[Dataset rows]

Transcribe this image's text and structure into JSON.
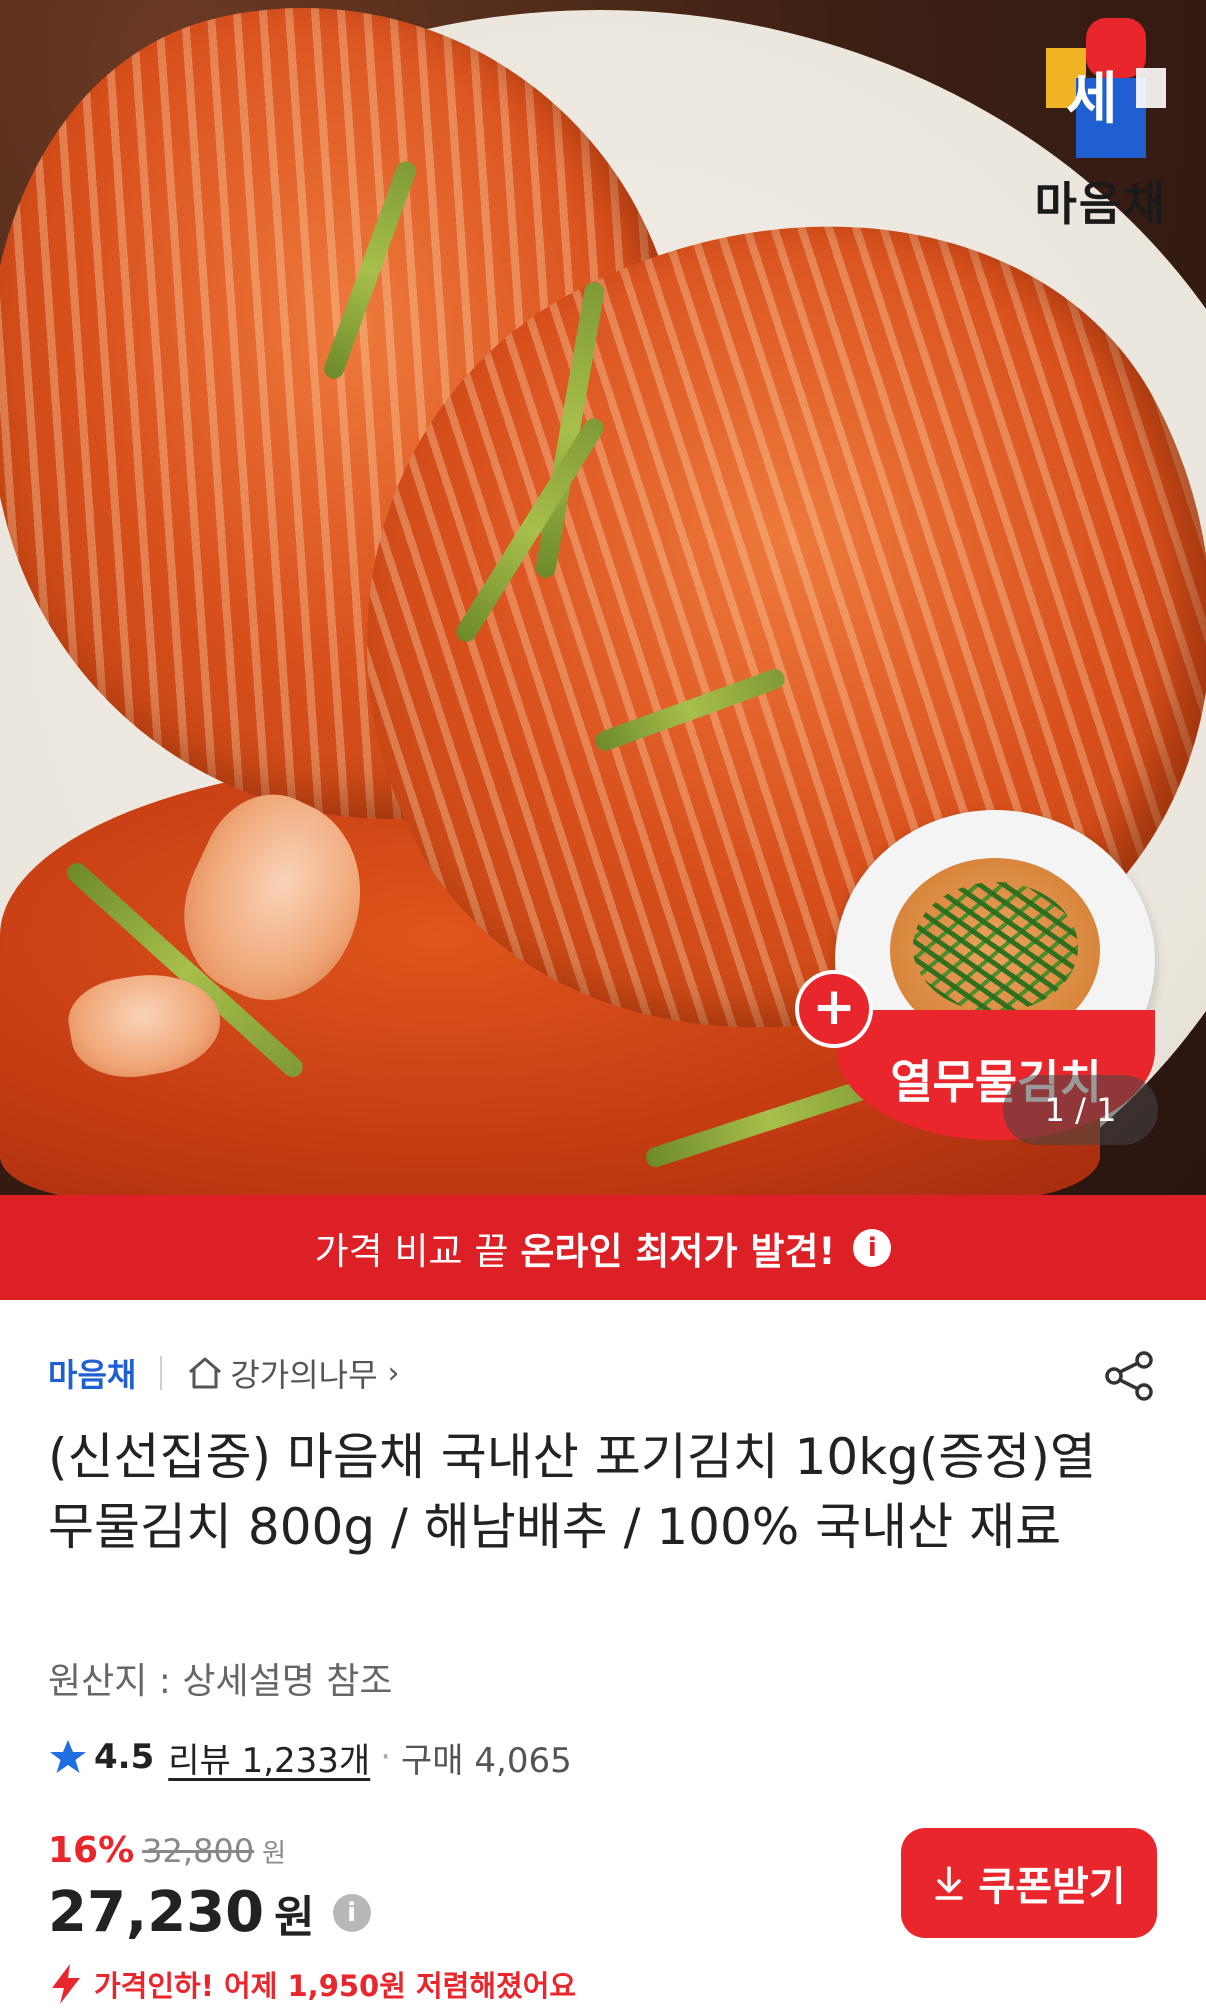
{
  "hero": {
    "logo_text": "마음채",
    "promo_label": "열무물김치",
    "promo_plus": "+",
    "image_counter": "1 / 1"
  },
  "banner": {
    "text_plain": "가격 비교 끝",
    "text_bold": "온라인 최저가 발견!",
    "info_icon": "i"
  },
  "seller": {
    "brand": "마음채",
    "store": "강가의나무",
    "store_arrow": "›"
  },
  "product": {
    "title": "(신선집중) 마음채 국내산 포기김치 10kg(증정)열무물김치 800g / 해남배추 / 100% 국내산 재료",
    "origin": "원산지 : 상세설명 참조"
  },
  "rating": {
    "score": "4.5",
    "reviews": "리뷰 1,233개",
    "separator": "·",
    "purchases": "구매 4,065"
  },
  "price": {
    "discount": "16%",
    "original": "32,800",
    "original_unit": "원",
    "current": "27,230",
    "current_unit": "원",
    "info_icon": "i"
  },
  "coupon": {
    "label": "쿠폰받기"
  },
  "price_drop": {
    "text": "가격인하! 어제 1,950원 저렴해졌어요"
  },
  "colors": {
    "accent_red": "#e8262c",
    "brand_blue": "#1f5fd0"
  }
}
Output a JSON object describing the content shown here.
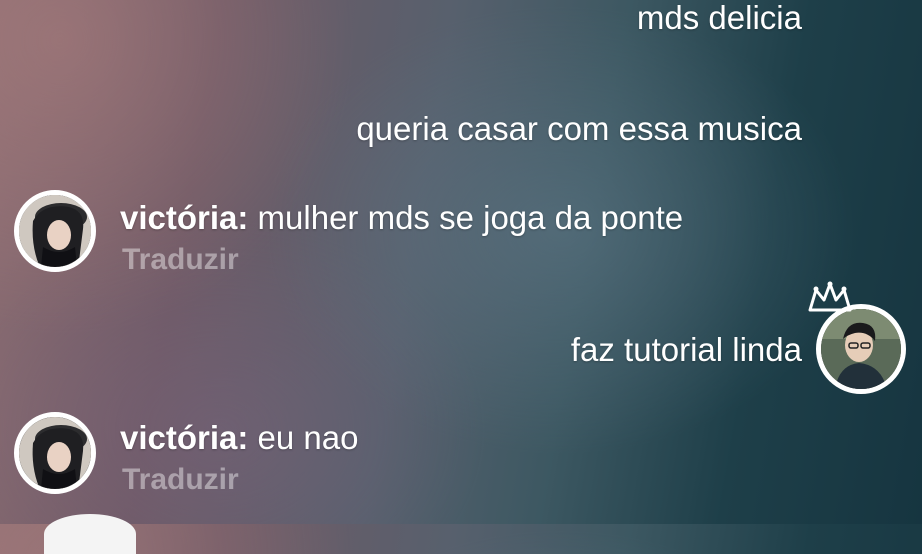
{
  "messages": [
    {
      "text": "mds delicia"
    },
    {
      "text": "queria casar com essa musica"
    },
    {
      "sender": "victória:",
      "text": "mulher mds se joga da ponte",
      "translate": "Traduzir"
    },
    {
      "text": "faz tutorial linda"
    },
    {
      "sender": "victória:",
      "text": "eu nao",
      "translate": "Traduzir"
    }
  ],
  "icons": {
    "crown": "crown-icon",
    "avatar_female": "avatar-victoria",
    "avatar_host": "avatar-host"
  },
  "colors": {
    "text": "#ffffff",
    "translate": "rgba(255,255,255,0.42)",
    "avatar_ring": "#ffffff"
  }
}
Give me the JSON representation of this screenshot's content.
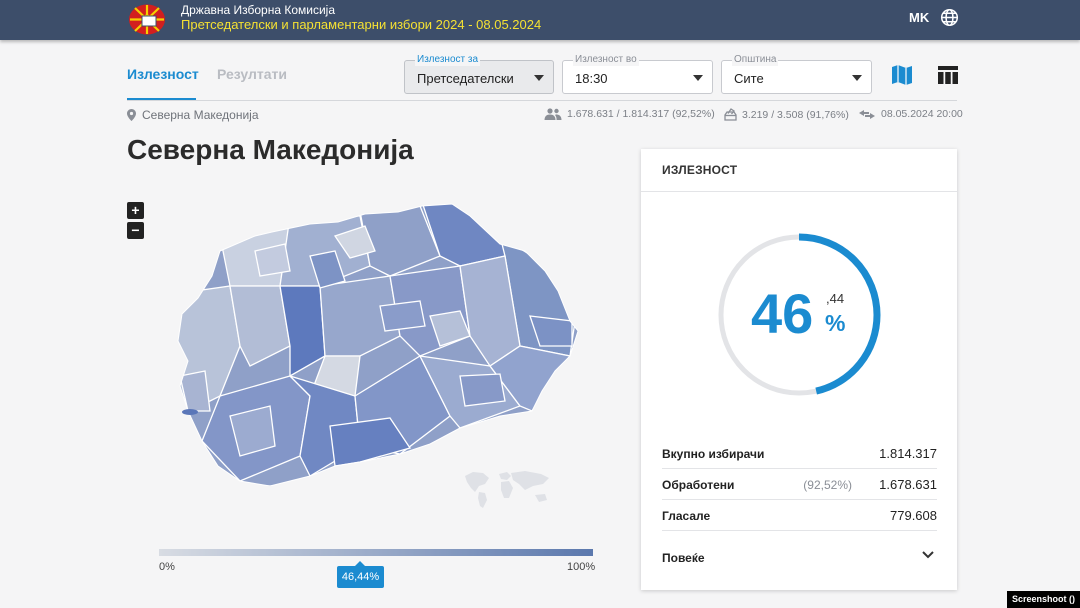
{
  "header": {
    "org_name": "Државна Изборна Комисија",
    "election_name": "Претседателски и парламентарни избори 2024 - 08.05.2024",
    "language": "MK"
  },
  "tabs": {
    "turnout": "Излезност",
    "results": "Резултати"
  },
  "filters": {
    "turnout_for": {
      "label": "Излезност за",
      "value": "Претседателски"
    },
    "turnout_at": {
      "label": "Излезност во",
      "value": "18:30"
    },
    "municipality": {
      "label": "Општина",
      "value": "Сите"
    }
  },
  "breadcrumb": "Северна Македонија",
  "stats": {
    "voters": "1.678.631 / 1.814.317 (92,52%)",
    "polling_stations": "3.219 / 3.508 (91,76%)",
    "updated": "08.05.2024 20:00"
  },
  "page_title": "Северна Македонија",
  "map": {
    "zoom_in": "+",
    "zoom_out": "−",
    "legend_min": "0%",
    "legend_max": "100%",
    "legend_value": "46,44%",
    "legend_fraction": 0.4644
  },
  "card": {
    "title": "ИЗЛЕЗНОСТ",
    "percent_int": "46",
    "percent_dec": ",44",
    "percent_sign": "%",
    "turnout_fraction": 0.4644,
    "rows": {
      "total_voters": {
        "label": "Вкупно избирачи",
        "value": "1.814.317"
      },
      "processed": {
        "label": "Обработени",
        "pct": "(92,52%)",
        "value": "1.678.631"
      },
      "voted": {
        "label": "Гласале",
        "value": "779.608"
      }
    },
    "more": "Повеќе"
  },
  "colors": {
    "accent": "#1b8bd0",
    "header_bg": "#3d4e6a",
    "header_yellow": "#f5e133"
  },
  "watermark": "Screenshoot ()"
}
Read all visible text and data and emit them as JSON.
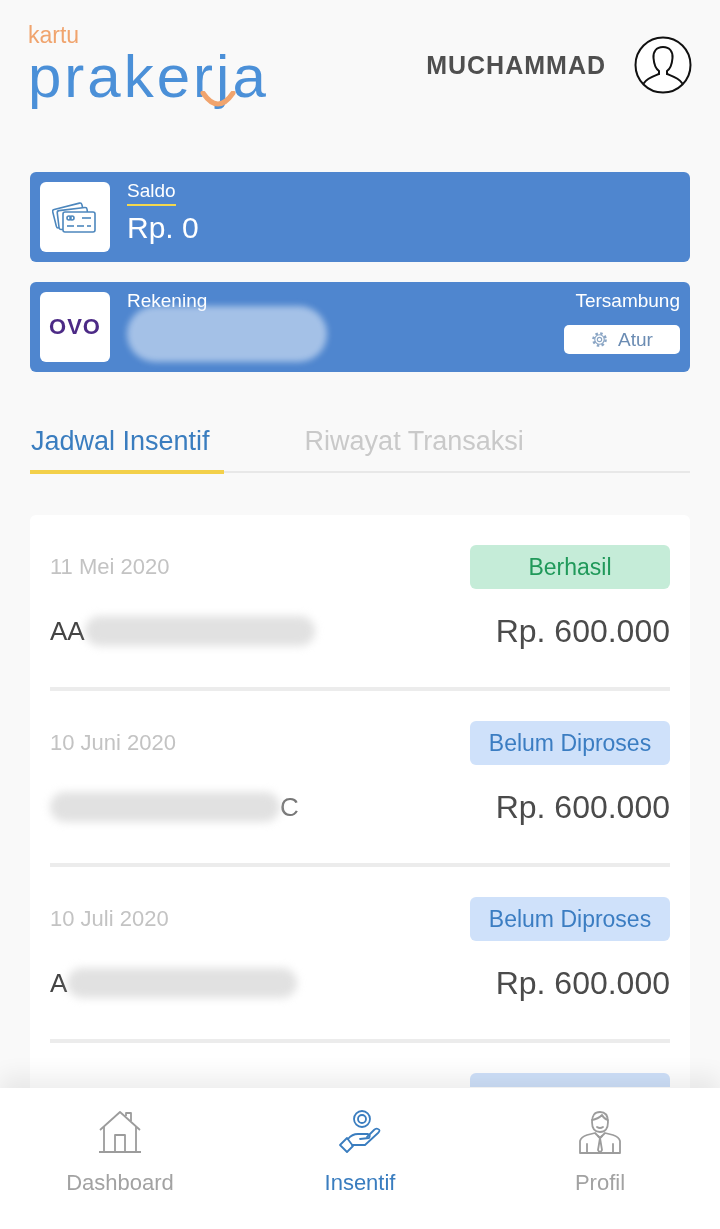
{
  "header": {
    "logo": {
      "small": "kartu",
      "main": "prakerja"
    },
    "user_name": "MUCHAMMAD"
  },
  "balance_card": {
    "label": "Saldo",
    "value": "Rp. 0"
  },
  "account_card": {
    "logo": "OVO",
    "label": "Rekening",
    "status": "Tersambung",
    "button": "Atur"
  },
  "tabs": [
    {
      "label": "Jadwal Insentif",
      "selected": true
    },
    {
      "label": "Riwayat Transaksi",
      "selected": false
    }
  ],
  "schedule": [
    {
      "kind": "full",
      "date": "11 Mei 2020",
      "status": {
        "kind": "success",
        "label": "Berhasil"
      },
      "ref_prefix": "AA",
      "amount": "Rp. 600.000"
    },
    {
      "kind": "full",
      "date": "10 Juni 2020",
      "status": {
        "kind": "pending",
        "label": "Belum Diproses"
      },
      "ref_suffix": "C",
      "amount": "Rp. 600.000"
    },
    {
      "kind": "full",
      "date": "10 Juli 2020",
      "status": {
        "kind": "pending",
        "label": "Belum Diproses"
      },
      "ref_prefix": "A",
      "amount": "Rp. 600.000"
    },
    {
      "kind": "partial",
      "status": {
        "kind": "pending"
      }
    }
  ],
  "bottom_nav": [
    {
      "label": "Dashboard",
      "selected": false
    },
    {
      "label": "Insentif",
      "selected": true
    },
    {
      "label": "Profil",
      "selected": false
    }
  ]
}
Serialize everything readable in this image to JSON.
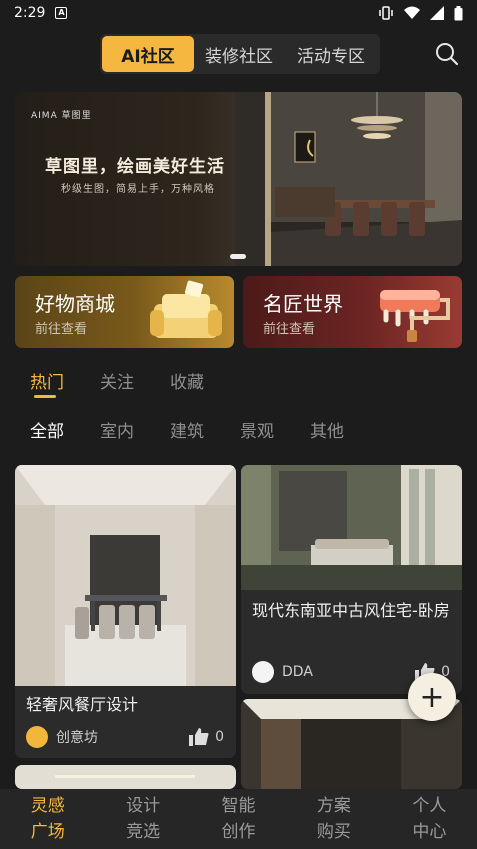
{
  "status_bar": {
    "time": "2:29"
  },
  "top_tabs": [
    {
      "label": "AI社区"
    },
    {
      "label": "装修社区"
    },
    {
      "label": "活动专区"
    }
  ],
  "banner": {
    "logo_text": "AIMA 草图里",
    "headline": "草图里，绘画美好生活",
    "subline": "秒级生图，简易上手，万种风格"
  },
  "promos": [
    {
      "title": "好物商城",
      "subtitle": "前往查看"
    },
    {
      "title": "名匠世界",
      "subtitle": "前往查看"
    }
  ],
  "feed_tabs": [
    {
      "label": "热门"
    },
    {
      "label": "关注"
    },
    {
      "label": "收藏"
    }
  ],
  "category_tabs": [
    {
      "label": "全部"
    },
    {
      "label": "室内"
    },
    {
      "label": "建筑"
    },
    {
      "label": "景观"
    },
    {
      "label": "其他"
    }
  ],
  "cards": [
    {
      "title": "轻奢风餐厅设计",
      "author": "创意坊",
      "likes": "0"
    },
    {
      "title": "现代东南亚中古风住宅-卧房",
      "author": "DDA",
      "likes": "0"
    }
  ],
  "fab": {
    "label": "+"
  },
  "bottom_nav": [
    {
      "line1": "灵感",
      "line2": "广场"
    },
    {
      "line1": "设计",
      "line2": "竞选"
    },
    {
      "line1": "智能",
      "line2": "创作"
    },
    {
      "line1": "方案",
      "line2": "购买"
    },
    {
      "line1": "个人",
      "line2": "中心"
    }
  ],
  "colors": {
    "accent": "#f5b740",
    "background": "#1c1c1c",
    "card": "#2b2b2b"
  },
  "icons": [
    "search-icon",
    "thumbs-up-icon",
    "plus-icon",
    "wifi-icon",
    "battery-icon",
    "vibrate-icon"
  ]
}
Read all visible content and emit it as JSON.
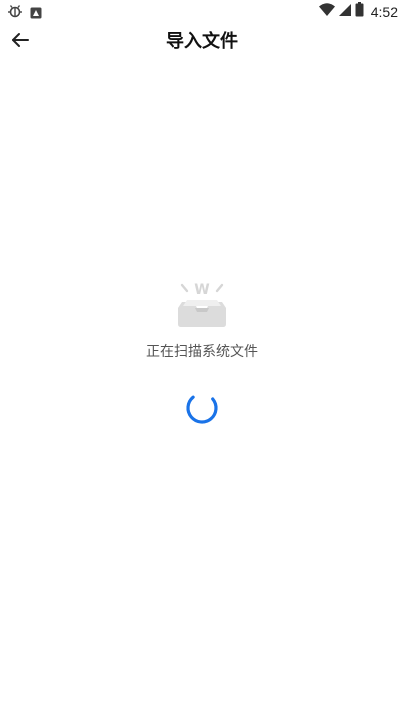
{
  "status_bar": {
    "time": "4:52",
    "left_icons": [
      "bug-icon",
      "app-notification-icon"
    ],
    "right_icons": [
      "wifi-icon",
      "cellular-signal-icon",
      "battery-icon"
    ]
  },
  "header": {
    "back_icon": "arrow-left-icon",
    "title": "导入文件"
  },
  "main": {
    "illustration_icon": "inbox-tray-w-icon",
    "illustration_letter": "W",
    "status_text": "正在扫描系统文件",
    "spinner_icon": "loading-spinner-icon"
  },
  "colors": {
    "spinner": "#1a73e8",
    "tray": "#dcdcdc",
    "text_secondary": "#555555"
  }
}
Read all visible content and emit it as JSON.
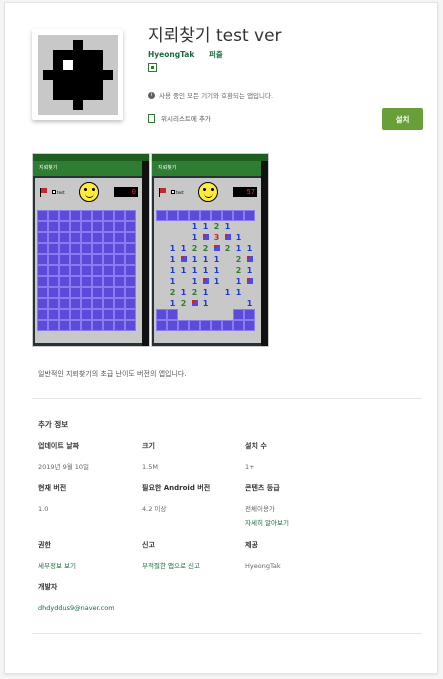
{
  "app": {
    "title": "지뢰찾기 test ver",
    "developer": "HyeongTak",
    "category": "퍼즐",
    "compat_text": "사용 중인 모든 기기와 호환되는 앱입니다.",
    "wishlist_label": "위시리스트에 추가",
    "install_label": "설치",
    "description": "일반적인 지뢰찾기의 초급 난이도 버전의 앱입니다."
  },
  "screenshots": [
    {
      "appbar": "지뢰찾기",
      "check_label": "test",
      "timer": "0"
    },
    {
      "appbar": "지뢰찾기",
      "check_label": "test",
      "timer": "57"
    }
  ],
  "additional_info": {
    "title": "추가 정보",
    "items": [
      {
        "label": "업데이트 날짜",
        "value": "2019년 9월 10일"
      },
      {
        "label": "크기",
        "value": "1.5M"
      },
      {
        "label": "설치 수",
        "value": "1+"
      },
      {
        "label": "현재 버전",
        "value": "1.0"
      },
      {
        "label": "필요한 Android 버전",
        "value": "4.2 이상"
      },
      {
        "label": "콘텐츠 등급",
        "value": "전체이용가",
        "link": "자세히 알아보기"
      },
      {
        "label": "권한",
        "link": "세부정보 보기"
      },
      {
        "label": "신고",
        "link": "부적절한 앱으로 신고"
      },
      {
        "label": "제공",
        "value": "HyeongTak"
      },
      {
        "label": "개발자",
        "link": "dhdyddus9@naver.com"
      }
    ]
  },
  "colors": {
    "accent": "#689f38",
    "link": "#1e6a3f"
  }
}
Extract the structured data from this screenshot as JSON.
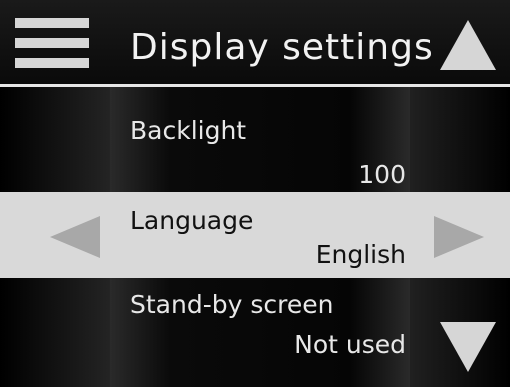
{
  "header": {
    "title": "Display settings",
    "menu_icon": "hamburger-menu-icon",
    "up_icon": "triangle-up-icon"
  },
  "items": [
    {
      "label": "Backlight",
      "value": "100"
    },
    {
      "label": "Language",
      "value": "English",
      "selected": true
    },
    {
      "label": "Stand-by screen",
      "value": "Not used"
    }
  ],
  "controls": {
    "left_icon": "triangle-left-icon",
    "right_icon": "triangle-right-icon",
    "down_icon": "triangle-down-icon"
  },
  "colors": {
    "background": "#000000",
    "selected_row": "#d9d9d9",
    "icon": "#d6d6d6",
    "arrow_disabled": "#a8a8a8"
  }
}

§ REQUIREMENT
Write only the number of lines in the data above that include "Претседателски".

§ THE COMPLETED TASK
2